→ **Set exercise**: Copy everything in the data below exactly except the pictures.

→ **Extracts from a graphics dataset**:
— Begin —
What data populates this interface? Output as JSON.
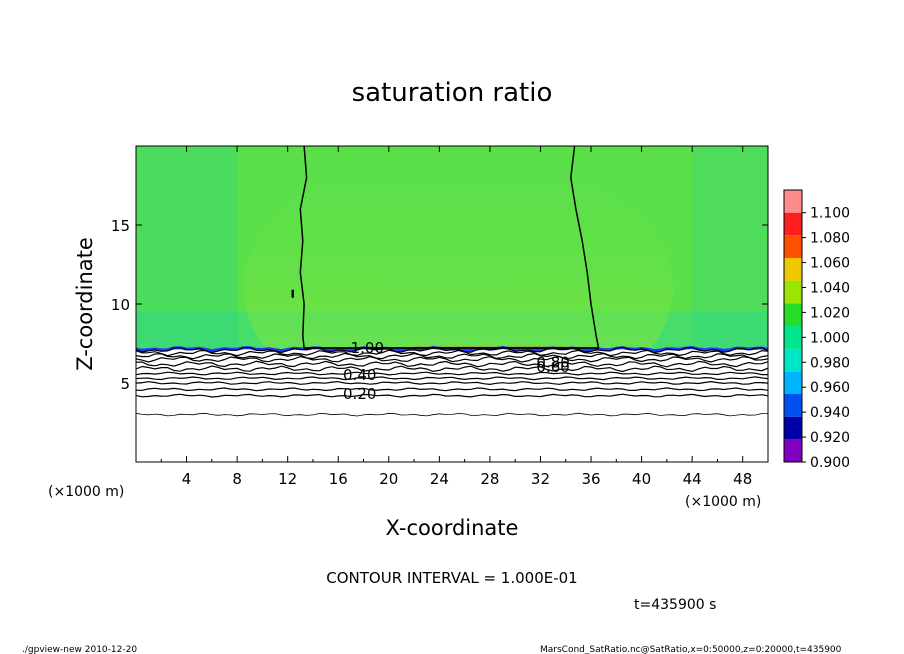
{
  "chart_data": {
    "type": "heatmap",
    "title": "saturation ratio",
    "xlabel": "X-coordinate",
    "ylabel": "Z-coordinate",
    "x_unit": "(×1000 m)",
    "y_unit": "(×1000 m)",
    "xlim": [
      0,
      50
    ],
    "ylim": [
      0,
      20
    ],
    "x_ticks": [
      4,
      8,
      12,
      16,
      20,
      24,
      28,
      32,
      36,
      40,
      44,
      48
    ],
    "y_ticks": [
      5,
      10,
      15
    ],
    "colorbar": {
      "levels": [
        "0.900",
        "0.920",
        "0.940",
        "0.960",
        "0.980",
        "1.000",
        "1.020",
        "1.040",
        "1.060",
        "1.080",
        "1.100"
      ],
      "colors": [
        "#7f00bf",
        "#0000a8",
        "#0050f0",
        "#00b4ff",
        "#00e6c8",
        "#00e68c",
        "#28dc28",
        "#9be600",
        "#f0c800",
        "#ff5000",
        "#ff1e1e",
        "#ff8c8c"
      ]
    },
    "contour_labels": [
      {
        "text": "1.00",
        "x": 18.3,
        "z": 7.2
      },
      {
        "text": "0.40",
        "x": 17.7,
        "z": 5.5
      },
      {
        "text": "0.20",
        "x": 17.7,
        "z": 4.3
      },
      {
        "text": "0.80",
        "x": 33.0,
        "z": 6.3
      },
      {
        "text": "0.60",
        "x": 33.0,
        "z": 6.0
      }
    ],
    "saturation_boundaries": [
      {
        "name": "left",
        "points": [
          [
            13.3,
            20
          ],
          [
            13.5,
            18
          ],
          [
            13.0,
            16
          ],
          [
            13.2,
            14
          ],
          [
            13.0,
            12
          ],
          [
            13.3,
            10
          ],
          [
            13.2,
            8
          ],
          [
            13.3,
            7.2
          ]
        ]
      },
      {
        "name": "right",
        "points": [
          [
            34.7,
            20
          ],
          [
            34.4,
            18
          ],
          [
            34.8,
            16
          ],
          [
            35.3,
            14
          ],
          [
            35.7,
            12
          ],
          [
            36.0,
            10
          ],
          [
            36.4,
            8
          ],
          [
            36.6,
            7.2
          ]
        ]
      }
    ],
    "isolines_z": [
      7.1,
      6.9,
      6.7,
      6.5,
      6.2,
      5.9,
      5.6,
      5.3,
      5.0,
      4.6,
      4.2,
      3.0
    ]
  },
  "footer": {
    "contour_interval": "CONTOUR INTERVAL = 1.000E-01",
    "time": "t=435900  s",
    "left_note": "./gpview-new   2010-12-20",
    "right_note": "MarsCond_SatRatio.nc@SatRatio,x=0:50000,z=0:20000,t=435900"
  }
}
— End —
→ **Answer to this exercise**:
What data populates this interface? Output as JSON.
{
  "chart_data": {
    "type": "heatmap",
    "title": "saturation ratio",
    "xlabel": "X-coordinate",
    "ylabel": "Z-coordinate",
    "x_unit": "(×1000 m)",
    "y_unit": "(×1000 m)",
    "xlim": [
      0,
      50
    ],
    "ylim": [
      0,
      20
    ],
    "x_ticks": [
      4,
      8,
      12,
      16,
      20,
      24,
      28,
      32,
      36,
      40,
      44,
      48
    ],
    "y_ticks": [
      5,
      10,
      15
    ],
    "colorbar": {
      "levels": [
        "0.900",
        "0.920",
        "0.940",
        "0.960",
        "0.980",
        "1.000",
        "1.020",
        "1.040",
        "1.060",
        "1.080",
        "1.100"
      ],
      "colors": [
        "#7f00bf",
        "#0000a8",
        "#0050f0",
        "#00b4ff",
        "#00e6c8",
        "#00e68c",
        "#28dc28",
        "#9be600",
        "#f0c800",
        "#ff5000",
        "#ff1e1e",
        "#ff8c8c"
      ]
    },
    "contour_labels": [
      {
        "text": "1.00",
        "x": 18.3,
        "z": 7.2
      },
      {
        "text": "0.40",
        "x": 17.7,
        "z": 5.5
      },
      {
        "text": "0.20",
        "x": 17.7,
        "z": 4.3
      },
      {
        "text": "0.80",
        "x": 33.0,
        "z": 6.3
      },
      {
        "text": "0.60",
        "x": 33.0,
        "z": 6.0
      }
    ],
    "saturation_boundaries": [
      {
        "name": "left",
        "points": [
          [
            13.3,
            20
          ],
          [
            13.5,
            18
          ],
          [
            13.0,
            16
          ],
          [
            13.2,
            14
          ],
          [
            13.0,
            12
          ],
          [
            13.3,
            10
          ],
          [
            13.2,
            8
          ],
          [
            13.3,
            7.2
          ]
        ]
      },
      {
        "name": "right",
        "points": [
          [
            34.7,
            20
          ],
          [
            34.4,
            18
          ],
          [
            34.8,
            16
          ],
          [
            35.3,
            14
          ],
          [
            35.7,
            12
          ],
          [
            36.0,
            10
          ],
          [
            36.4,
            8
          ],
          [
            36.6,
            7.2
          ]
        ]
      }
    ],
    "isolines_z": [
      7.1,
      6.9,
      6.7,
      6.5,
      6.2,
      5.9,
      5.6,
      5.3,
      5.0,
      4.6,
      4.2,
      3.0
    ]
  },
  "footer": {
    "contour_interval": "CONTOUR INTERVAL = 1.000E-01",
    "time": "t=435900  s",
    "left_note": "./gpview-new   2010-12-20",
    "right_note": "MarsCond_SatRatio.nc@SatRatio,x=0:50000,z=0:20000,t=435900"
  }
}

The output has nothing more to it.